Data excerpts
+---+
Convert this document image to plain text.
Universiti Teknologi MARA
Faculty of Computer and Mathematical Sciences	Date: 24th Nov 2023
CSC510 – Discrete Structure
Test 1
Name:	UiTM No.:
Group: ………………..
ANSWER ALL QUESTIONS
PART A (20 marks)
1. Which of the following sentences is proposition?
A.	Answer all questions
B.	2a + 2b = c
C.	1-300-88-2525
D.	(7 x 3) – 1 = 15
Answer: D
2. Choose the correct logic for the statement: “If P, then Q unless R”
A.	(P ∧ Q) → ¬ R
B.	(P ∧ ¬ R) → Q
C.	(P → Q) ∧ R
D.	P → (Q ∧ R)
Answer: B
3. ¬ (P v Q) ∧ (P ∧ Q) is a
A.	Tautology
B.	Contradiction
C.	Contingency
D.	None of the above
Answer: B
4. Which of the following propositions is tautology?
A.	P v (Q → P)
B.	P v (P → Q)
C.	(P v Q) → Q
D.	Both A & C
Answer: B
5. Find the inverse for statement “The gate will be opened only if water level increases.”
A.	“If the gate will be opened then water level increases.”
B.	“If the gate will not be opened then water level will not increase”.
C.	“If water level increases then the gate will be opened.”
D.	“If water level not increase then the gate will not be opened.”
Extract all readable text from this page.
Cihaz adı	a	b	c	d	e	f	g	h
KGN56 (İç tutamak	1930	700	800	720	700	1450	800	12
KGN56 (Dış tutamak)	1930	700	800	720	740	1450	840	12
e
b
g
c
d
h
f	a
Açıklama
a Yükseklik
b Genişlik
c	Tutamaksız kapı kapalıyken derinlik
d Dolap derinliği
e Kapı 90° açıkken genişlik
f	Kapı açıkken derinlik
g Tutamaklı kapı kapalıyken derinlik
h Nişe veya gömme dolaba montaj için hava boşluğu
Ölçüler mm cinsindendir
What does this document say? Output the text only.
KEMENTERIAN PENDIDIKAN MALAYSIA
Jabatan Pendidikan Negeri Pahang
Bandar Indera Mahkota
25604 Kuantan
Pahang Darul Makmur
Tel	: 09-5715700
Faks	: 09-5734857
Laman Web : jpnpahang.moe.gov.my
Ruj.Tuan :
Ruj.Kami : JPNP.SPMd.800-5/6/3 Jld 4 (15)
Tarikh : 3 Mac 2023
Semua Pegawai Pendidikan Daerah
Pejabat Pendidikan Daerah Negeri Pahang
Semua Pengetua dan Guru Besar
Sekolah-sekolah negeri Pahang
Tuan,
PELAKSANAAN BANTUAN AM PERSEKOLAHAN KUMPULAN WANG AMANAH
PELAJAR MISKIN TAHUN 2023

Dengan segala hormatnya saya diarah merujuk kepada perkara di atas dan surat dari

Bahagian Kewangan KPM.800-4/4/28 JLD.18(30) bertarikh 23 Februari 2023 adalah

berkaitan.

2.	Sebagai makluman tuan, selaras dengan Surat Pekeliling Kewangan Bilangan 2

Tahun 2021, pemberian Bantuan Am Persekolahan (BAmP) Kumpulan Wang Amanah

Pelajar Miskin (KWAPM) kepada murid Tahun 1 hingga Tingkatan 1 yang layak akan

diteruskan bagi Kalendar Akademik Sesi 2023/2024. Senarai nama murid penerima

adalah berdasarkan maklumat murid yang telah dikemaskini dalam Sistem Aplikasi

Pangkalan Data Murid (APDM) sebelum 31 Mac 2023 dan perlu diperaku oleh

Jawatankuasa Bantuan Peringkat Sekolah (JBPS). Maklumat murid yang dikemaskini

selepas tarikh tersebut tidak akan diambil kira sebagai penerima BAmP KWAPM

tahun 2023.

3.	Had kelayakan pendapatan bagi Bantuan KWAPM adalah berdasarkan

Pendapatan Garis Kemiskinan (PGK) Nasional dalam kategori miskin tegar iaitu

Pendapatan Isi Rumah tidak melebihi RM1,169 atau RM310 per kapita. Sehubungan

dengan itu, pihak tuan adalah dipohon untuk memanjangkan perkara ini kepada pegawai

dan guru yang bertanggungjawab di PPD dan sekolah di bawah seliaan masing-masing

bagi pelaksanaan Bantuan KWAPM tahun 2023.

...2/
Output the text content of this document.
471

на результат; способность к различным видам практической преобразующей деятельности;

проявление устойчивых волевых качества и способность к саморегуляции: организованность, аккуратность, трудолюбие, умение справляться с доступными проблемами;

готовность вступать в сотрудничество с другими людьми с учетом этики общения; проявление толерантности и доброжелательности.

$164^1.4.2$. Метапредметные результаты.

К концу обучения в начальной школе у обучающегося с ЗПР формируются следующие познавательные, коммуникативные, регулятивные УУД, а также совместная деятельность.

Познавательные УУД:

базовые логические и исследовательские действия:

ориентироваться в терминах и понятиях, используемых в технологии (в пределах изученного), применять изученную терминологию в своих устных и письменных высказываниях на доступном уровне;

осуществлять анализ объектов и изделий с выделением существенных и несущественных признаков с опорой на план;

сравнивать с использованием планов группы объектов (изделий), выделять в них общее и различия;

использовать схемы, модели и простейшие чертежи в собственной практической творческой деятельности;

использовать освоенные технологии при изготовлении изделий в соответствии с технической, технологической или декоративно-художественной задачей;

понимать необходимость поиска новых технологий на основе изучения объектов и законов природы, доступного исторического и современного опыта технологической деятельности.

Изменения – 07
+---+
> **Task directions**
Using the listing above, pick out each line that contains the word "text", then copy it.

> **Solution for this problem**
Convert this document image to plain text.
Extract all readable text from this page.
What does this document say? Output the text only.
Output the text content of this document.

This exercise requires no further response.